**What is being asked**
Gather each line of the entries below that includes "American".

**Provided data**
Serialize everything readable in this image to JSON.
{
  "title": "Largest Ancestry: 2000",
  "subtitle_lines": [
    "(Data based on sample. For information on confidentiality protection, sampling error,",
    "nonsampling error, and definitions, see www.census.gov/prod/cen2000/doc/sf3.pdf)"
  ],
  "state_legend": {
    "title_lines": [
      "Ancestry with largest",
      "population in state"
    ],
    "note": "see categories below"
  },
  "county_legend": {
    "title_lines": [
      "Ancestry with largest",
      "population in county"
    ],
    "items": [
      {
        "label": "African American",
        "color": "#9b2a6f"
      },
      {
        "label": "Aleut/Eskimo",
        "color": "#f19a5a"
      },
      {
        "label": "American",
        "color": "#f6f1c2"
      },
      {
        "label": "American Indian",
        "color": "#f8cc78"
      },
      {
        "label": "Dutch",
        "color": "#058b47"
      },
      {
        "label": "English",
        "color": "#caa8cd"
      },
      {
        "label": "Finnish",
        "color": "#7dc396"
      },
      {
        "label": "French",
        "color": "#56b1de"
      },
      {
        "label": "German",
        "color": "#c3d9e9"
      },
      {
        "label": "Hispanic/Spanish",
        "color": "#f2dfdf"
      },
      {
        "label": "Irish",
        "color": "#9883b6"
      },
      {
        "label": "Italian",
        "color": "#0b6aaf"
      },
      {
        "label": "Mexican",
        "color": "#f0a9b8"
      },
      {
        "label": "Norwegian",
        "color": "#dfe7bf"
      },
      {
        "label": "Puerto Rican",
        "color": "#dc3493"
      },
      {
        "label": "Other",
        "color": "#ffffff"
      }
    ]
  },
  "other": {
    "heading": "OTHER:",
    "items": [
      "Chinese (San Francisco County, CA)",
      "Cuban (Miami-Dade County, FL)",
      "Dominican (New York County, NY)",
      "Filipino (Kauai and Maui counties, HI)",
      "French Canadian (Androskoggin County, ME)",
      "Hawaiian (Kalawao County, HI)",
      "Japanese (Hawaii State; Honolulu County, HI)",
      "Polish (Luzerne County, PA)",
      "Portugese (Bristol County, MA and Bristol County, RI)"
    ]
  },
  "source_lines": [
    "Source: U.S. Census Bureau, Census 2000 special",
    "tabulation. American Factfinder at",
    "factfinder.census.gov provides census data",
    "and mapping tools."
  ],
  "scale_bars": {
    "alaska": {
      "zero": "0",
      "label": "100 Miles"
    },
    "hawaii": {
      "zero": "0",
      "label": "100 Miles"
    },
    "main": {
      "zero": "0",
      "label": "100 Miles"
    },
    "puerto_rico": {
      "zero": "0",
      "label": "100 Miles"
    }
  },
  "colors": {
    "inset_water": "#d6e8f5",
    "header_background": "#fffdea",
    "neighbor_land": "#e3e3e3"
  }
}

**Task result**
        "label": "African American",
        "label": "American",
        "label": "American Indian",
    "tabulation. American Factfinder at",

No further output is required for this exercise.